**Work to complete:** Show each line in the material below that contains the word "SUBSTRATE".

Collected data entries:

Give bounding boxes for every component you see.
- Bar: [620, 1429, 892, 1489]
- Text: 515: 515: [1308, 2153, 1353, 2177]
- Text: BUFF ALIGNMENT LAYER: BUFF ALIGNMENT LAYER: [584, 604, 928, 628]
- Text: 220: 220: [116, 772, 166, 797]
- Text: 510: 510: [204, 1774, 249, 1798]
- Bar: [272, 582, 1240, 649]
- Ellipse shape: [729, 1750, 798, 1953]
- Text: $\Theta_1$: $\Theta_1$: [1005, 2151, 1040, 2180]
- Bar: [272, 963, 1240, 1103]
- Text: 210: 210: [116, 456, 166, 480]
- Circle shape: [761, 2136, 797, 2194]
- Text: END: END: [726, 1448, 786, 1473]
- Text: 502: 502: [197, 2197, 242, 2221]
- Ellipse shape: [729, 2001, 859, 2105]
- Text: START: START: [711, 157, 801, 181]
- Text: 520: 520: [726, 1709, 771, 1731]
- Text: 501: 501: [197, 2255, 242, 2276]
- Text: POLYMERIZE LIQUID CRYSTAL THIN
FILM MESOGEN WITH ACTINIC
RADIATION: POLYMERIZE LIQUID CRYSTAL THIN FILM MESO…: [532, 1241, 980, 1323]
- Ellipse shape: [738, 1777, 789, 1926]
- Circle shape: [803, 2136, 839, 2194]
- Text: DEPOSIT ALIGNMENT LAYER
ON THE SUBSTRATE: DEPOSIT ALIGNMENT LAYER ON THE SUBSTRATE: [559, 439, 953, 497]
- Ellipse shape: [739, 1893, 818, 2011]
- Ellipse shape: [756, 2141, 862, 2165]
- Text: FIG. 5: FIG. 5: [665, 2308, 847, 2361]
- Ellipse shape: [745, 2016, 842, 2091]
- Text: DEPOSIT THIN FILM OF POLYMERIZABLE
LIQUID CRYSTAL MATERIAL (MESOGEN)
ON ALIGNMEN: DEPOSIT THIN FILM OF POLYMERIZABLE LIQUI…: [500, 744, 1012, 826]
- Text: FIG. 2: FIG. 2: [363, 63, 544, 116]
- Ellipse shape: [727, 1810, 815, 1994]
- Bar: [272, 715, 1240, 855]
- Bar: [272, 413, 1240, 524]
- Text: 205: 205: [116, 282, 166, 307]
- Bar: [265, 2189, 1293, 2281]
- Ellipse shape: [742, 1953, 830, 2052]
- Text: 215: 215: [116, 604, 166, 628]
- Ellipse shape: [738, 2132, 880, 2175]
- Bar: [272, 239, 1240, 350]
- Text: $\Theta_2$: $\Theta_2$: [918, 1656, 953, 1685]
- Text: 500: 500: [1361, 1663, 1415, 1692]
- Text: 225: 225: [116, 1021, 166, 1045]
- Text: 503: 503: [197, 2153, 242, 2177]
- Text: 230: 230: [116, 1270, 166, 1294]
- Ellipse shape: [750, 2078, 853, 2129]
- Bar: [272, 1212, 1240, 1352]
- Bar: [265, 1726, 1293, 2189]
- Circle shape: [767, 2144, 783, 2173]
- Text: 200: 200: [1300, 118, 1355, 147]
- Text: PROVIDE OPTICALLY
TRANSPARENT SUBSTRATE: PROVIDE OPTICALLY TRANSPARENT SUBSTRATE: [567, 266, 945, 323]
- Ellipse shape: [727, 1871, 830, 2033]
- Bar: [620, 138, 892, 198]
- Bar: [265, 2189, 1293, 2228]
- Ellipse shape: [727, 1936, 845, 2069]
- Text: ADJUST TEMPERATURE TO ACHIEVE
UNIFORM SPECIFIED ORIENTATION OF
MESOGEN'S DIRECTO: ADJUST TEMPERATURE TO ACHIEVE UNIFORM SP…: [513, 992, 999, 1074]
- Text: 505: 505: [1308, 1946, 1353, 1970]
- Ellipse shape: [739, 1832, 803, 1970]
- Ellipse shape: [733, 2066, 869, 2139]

**Worked solution:**
ON THE SUBSTRATE: DEPOSIT ALIGNMENT LAYER ON THE SUBSTRATE: [559, 439, 953, 497]
TRANSPARENT SUBSTRATE: PROVIDE OPTICALLY TRANSPARENT SUBSTRATE: [567, 266, 945, 323]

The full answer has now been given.